* **INSTRUCTIONS TO FOLLOW**: All of the data should be repeated exactly; pictures are not part of the copy.

* **RECORDS FOR PROCESSING**:
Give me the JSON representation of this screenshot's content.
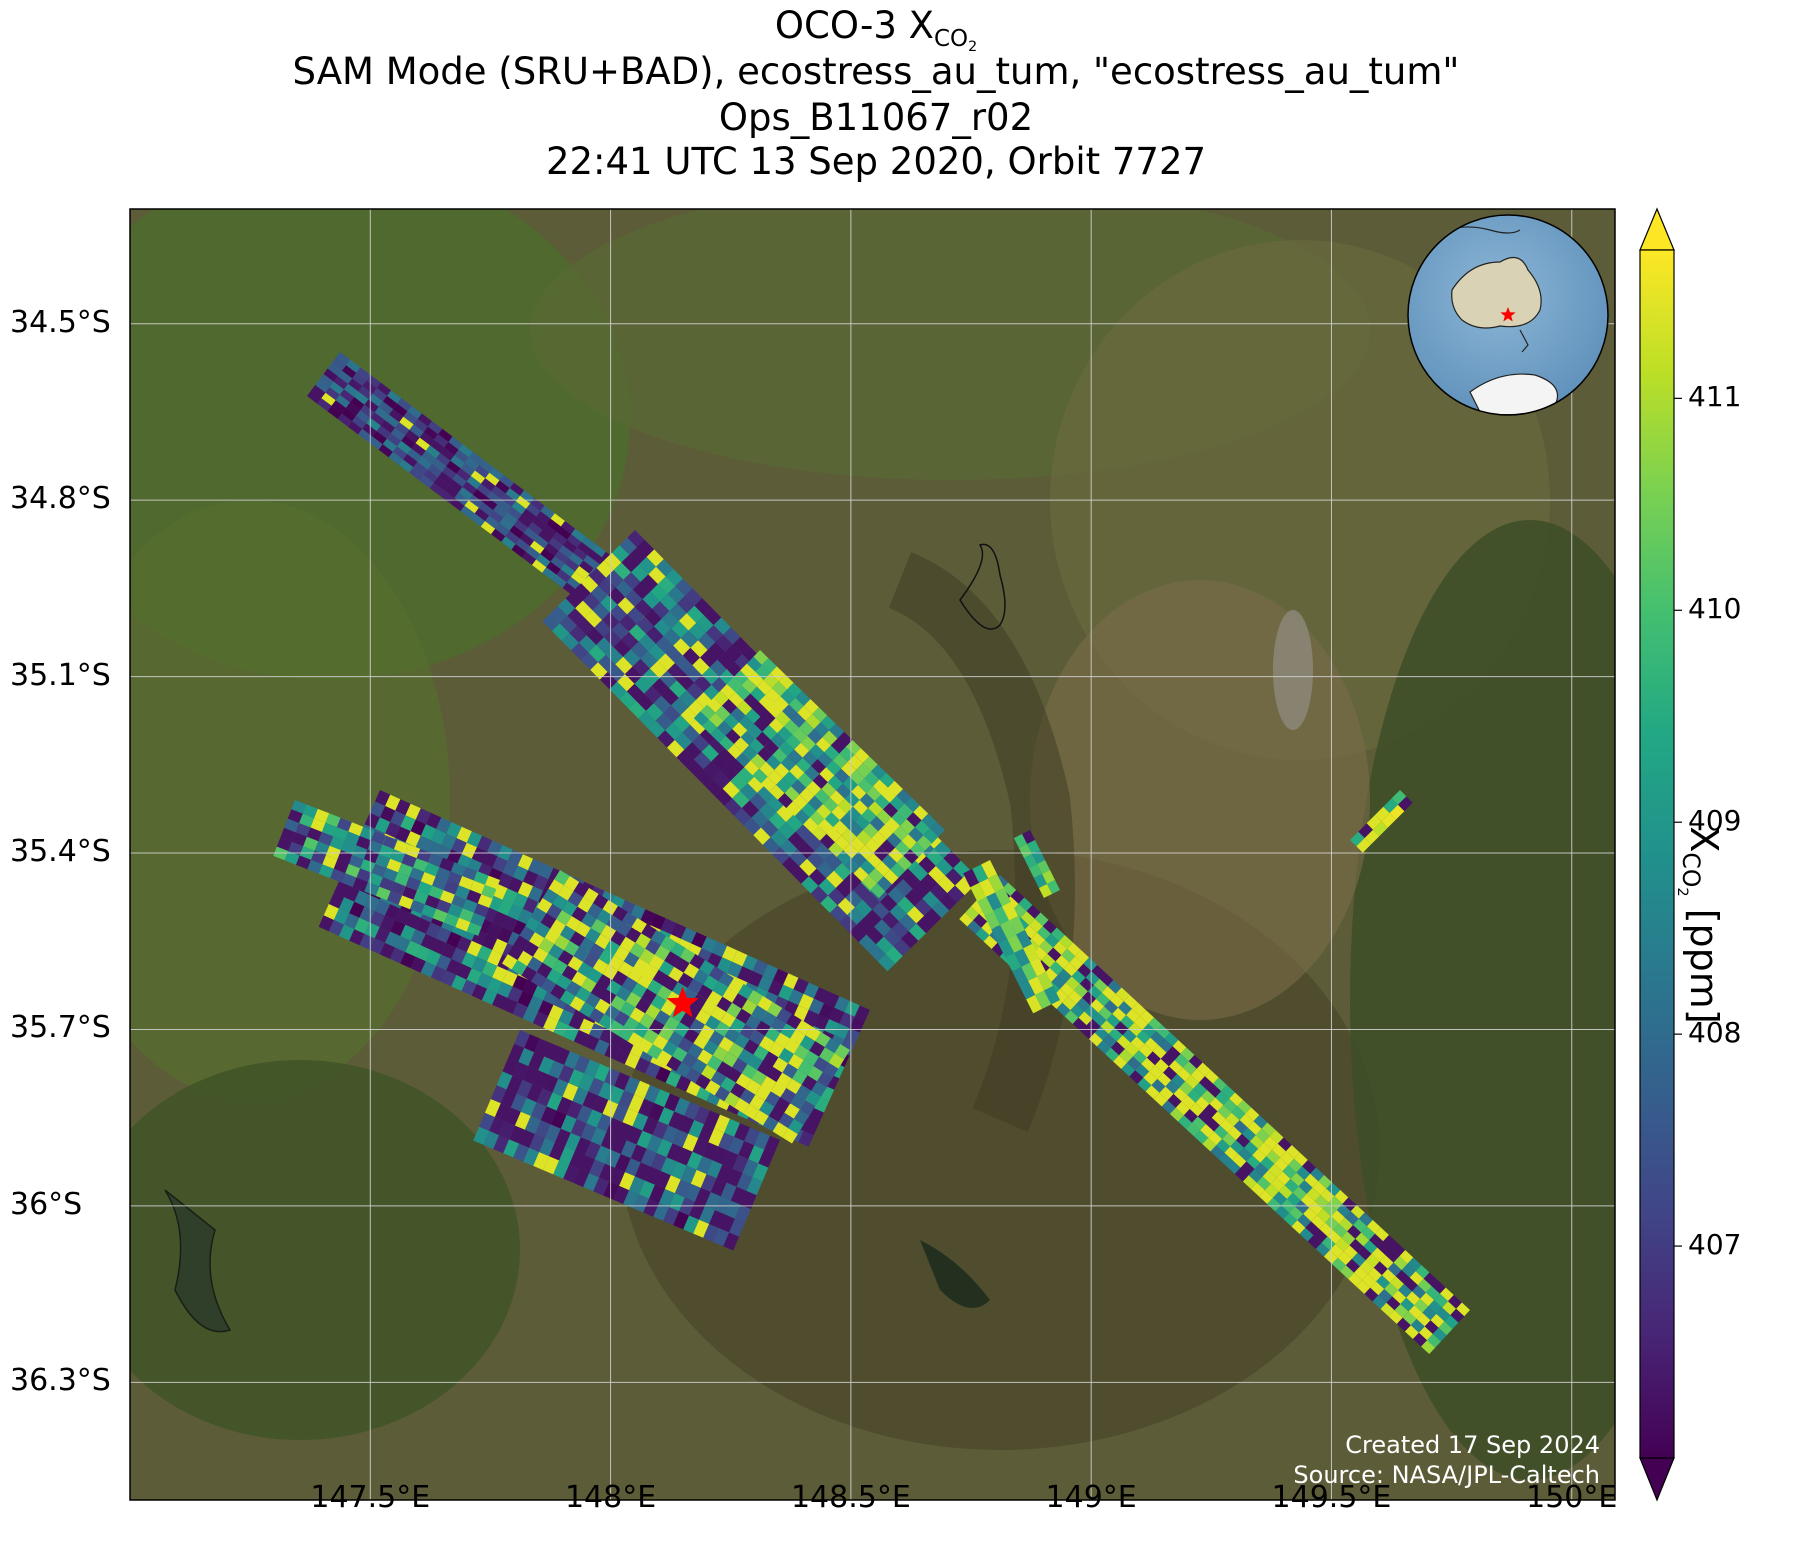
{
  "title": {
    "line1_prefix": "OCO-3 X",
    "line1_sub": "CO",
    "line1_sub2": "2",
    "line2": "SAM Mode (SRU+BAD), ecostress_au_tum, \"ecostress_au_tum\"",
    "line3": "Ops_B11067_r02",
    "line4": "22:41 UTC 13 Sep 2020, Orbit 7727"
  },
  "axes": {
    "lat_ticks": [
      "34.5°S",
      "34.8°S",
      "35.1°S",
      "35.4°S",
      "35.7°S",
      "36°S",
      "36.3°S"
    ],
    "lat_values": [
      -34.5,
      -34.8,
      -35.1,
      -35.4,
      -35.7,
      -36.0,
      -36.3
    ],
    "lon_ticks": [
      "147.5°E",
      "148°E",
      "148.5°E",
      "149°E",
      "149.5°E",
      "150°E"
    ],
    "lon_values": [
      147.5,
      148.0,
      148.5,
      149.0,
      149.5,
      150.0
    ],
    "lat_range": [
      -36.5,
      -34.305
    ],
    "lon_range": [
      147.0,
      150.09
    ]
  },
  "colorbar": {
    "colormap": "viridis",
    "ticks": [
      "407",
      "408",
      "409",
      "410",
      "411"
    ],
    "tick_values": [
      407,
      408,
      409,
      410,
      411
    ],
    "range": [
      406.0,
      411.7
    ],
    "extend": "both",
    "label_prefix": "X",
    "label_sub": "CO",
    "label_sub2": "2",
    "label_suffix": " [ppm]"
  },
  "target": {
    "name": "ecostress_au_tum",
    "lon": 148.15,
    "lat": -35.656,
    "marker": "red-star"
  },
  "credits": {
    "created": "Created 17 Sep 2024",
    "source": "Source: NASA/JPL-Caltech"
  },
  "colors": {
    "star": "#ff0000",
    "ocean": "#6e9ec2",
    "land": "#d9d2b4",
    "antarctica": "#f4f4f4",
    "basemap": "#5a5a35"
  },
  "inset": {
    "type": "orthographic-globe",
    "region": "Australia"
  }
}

* **SOLUTION BELOW**:
Give me the JSON representation of this screenshot's content.
{
  "title": {
    "line1_prefix": "OCO-3 X",
    "line1_sub": "CO",
    "line1_sub2": "2",
    "line2": "SAM Mode (SRU+BAD), ecostress_au_tum, \"ecostress_au_tum\"",
    "line3": "Ops_B11067_r02",
    "line4": "22:41 UTC 13 Sep 2020, Orbit 7727"
  },
  "axes": {
    "lat_ticks": [
      "34.5°S",
      "34.8°S",
      "35.1°S",
      "35.4°S",
      "35.7°S",
      "36°S",
      "36.3°S"
    ],
    "lat_values": [
      -34.5,
      -34.8,
      -35.1,
      -35.4,
      -35.7,
      -36.0,
      -36.3
    ],
    "lon_ticks": [
      "147.5°E",
      "148°E",
      "148.5°E",
      "149°E",
      "149.5°E",
      "150°E"
    ],
    "lon_values": [
      147.5,
      148.0,
      148.5,
      149.0,
      149.5,
      150.0
    ],
    "lat_range": [
      -36.5,
      -34.305
    ],
    "lon_range": [
      147.0,
      150.09
    ]
  },
  "colorbar": {
    "colormap": "viridis",
    "ticks": [
      "407",
      "408",
      "409",
      "410",
      "411"
    ],
    "tick_values": [
      407,
      408,
      409,
      410,
      411
    ],
    "range": [
      406.0,
      411.7
    ],
    "extend": "both",
    "label_prefix": "X",
    "label_sub": "CO",
    "label_sub2": "2",
    "label_suffix": " [ppm]"
  },
  "target": {
    "name": "ecostress_au_tum",
    "lon": 148.15,
    "lat": -35.656,
    "marker": "red-star"
  },
  "credits": {
    "created": "Created 17 Sep 2024",
    "source": "Source: NASA/JPL-Caltech"
  },
  "colors": {
    "star": "#ff0000",
    "ocean": "#6e9ec2",
    "land": "#d9d2b4",
    "antarctica": "#f4f4f4",
    "basemap": "#5a5a35"
  },
  "inset": {
    "type": "orthographic-globe",
    "region": "Australia"
  }
}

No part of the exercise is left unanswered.